- Your goal -
Search the listing below for "analyse". Copy each matching line.

- Records -
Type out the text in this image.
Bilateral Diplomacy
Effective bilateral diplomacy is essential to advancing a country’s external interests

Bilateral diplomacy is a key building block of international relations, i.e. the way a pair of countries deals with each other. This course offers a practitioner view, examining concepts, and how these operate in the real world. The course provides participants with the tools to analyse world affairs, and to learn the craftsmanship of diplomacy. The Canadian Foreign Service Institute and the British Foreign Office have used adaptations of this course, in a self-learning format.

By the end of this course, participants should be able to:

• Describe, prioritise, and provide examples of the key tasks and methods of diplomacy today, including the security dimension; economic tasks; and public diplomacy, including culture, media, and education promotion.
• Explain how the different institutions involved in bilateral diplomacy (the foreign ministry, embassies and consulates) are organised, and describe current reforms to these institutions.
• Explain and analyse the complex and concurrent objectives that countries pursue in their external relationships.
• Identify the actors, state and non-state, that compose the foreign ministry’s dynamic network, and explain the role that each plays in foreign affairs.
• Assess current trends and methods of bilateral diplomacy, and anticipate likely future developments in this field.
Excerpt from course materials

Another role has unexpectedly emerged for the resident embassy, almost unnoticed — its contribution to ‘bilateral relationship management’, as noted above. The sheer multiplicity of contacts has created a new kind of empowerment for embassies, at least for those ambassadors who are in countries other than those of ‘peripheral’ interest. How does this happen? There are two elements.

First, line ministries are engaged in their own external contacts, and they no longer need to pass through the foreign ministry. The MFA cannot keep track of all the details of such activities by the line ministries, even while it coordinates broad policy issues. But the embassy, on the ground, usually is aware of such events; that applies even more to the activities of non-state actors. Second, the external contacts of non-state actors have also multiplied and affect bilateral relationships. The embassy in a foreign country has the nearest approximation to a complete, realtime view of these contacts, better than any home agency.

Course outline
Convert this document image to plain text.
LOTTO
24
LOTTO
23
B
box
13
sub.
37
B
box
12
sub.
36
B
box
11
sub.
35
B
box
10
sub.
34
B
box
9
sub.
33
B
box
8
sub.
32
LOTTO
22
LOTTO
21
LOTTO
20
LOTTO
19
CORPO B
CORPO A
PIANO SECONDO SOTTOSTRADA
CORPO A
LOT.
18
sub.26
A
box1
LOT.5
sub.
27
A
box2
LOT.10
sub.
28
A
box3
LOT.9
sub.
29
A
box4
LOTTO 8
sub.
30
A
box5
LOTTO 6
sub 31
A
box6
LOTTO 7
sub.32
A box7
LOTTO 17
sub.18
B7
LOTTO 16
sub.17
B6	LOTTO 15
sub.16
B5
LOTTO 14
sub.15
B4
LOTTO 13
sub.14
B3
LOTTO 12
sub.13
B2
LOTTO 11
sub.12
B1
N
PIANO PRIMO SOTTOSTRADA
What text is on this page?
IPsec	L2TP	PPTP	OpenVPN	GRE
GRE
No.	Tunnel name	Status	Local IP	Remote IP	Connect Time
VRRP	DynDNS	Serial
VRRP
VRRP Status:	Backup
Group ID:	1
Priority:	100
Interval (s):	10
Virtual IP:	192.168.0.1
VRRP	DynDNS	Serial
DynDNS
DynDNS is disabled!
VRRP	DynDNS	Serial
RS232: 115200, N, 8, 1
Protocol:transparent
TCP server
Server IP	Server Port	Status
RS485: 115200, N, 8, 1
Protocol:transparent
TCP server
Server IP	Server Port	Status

- Answer in full -
Bilateral diplomacy is a key building block of international relations, i.e. the way a pair of countries deals with each other. This course offers a practitioner view, examining concepts, and how these operate in the real world. The course provides participants with the tools to analyse world affairs, and to learn the craftsmanship of diplomacy. The Canadian Foreign Service Institute and the British Foreign Office have used adaptations of this course, in a self-learning format.
• Explain and analyse the complex and concurrent objectives that countries pursue in their external relationships.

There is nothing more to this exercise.